From the entries that follow, list every line in which the string "with" appears.

══ DATASET EXTRACT

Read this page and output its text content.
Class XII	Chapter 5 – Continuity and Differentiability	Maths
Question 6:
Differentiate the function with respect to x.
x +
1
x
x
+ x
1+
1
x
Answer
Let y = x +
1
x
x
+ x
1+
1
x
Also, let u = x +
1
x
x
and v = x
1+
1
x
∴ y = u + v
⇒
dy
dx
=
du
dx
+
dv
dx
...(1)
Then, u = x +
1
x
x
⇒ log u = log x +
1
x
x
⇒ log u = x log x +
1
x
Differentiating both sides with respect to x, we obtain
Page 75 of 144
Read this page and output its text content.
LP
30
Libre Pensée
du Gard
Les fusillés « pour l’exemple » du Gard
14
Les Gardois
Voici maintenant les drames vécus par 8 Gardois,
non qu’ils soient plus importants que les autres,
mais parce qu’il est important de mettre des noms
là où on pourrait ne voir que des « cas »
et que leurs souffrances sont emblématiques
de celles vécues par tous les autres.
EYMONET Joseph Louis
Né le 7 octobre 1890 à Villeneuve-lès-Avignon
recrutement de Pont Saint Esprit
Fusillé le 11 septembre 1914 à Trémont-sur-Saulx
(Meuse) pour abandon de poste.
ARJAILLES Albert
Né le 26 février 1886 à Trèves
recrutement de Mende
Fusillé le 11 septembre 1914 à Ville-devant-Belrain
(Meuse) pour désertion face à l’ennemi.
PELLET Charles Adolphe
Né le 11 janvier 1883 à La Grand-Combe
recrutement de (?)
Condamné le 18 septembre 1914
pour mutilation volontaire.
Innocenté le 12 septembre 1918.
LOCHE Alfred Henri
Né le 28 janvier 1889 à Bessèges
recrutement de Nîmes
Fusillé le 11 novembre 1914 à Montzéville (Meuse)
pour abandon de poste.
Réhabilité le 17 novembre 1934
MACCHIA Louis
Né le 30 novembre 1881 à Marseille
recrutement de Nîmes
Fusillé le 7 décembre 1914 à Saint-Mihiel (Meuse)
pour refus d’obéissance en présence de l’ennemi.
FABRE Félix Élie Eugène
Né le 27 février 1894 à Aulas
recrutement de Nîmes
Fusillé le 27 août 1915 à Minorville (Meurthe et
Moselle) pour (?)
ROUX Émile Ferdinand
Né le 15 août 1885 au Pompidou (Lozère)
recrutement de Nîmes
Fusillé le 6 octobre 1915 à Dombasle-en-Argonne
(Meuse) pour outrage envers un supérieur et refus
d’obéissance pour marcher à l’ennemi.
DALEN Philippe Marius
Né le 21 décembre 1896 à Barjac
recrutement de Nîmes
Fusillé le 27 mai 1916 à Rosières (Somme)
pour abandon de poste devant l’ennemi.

════

> _RESULT OF THIS EXERCISE_:
Differentiate the function with respect to x.
Differentiating both sides with respect to x, we obtain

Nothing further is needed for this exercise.